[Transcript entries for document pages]
○ ○ ○ ○
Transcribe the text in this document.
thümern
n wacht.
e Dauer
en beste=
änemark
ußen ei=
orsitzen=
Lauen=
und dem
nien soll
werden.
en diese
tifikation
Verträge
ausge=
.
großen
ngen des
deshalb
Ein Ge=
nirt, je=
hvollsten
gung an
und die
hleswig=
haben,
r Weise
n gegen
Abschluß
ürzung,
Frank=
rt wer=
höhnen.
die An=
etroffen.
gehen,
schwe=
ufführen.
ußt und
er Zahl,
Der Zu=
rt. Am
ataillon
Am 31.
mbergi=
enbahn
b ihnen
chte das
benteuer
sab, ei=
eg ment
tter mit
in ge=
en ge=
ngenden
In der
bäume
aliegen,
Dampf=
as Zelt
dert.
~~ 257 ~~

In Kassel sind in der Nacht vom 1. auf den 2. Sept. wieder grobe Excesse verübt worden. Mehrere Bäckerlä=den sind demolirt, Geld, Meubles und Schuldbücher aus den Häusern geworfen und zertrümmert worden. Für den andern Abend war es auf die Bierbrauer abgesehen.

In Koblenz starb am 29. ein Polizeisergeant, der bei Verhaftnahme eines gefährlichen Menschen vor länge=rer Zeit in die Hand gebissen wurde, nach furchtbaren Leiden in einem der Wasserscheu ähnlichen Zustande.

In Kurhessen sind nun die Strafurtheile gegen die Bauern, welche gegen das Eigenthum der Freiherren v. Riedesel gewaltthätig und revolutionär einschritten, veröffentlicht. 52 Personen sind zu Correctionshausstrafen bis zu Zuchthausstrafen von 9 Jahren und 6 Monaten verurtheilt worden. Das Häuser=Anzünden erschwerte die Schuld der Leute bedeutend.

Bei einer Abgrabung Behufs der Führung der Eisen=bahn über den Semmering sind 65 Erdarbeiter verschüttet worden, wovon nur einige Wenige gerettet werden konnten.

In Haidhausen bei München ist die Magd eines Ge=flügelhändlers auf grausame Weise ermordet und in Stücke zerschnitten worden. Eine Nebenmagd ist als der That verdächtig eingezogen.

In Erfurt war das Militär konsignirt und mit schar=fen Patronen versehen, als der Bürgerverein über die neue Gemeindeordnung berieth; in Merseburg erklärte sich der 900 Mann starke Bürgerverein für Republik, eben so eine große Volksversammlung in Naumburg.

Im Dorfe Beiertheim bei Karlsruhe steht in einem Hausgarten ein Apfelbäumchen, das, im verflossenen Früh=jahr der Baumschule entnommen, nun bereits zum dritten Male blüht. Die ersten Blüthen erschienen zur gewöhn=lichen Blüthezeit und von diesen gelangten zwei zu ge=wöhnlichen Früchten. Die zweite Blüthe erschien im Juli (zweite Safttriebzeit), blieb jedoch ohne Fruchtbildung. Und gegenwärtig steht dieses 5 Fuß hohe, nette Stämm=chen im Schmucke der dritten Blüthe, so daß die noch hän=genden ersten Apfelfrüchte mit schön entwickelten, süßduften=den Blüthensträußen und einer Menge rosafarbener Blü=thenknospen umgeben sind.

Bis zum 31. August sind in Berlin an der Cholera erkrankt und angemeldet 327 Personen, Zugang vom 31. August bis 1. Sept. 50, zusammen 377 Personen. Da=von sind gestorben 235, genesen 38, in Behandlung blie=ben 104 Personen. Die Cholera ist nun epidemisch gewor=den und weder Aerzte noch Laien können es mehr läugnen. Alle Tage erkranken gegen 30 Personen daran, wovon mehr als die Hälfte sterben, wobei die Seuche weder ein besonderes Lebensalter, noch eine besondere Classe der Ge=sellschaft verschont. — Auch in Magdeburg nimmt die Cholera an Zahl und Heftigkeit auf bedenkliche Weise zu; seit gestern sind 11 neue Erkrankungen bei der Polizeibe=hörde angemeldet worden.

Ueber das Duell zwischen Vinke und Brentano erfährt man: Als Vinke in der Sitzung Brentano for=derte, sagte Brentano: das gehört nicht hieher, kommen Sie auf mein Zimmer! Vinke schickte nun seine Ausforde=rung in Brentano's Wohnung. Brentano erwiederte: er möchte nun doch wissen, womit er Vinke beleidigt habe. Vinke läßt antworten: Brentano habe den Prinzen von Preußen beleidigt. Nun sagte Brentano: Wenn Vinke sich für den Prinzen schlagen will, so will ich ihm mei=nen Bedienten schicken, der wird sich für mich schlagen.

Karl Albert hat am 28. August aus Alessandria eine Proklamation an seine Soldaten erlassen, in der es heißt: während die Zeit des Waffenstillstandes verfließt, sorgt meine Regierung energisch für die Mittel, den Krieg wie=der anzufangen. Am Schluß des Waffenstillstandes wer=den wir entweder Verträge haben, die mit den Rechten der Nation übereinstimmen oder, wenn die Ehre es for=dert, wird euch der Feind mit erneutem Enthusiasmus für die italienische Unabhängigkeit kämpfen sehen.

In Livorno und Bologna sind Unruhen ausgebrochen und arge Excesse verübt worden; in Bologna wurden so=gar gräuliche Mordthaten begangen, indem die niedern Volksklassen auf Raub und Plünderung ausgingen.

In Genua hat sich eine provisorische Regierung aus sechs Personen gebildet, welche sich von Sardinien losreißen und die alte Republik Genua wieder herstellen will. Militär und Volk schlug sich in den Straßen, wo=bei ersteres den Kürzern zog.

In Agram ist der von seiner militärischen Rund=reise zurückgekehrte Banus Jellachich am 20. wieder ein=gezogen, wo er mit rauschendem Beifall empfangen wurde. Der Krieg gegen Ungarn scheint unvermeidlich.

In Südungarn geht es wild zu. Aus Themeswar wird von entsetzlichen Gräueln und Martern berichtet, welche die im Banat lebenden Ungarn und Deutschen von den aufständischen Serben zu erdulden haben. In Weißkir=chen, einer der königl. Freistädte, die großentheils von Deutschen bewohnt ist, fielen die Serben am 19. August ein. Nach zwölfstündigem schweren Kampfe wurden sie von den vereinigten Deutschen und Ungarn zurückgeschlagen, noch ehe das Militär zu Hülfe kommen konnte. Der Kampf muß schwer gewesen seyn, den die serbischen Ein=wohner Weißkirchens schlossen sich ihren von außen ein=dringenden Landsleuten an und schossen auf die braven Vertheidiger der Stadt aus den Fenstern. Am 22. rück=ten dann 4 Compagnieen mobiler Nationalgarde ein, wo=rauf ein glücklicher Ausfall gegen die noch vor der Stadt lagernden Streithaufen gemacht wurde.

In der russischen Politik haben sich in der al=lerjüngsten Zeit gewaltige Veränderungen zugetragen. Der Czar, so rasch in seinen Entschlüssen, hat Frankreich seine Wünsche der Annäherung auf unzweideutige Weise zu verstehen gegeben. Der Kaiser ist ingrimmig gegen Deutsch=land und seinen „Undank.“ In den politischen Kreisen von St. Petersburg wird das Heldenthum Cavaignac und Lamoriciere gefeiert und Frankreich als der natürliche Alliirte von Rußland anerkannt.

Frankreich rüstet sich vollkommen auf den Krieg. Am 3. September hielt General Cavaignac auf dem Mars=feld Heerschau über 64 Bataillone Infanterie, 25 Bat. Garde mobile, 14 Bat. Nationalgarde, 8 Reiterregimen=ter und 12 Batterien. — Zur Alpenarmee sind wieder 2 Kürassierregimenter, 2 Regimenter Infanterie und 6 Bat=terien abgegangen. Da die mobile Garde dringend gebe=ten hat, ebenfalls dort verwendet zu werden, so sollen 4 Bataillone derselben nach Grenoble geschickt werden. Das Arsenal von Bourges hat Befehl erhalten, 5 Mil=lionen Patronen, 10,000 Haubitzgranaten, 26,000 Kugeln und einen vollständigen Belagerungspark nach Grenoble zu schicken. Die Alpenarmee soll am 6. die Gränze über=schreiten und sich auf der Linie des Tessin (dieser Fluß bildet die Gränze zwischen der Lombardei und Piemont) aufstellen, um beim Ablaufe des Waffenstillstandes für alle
○ ○ ○ ○
> [Problem description]: Scan the records for the word "will" and copy every line where it is found.

> [Task answer]:
Ueber das Duell zwischen Vinke und Brentano erfährt man: Als Vinke in der Sitzung Brentano for=derte, sagte Brentano: das gehört nicht hieher, kommen Sie auf mein Zimmer! Vinke schickte nun seine Ausforde=rung in Brentano's Wohnung. Brentano erwiederte: er möchte nun doch wissen, womit er Vinke beleidigt habe. Vinke läßt antworten: Brentano habe den Prinzen von Preußen beleidigt. Nun sagte Brentano: Wenn Vinke sich für den Prinzen schlagen will, so will ich ihm mei=nen Bedienten schicken, der wird sich für mich schlagen.
In Genua hat sich eine provisorische Regierung aus sechs Personen gebildet, welche sich von Sardinien losreißen und die alte Republik Genua wieder herstellen will. Militär und Volk schlug sich in den Straßen, wo=bei ersteres den Kürzern zog.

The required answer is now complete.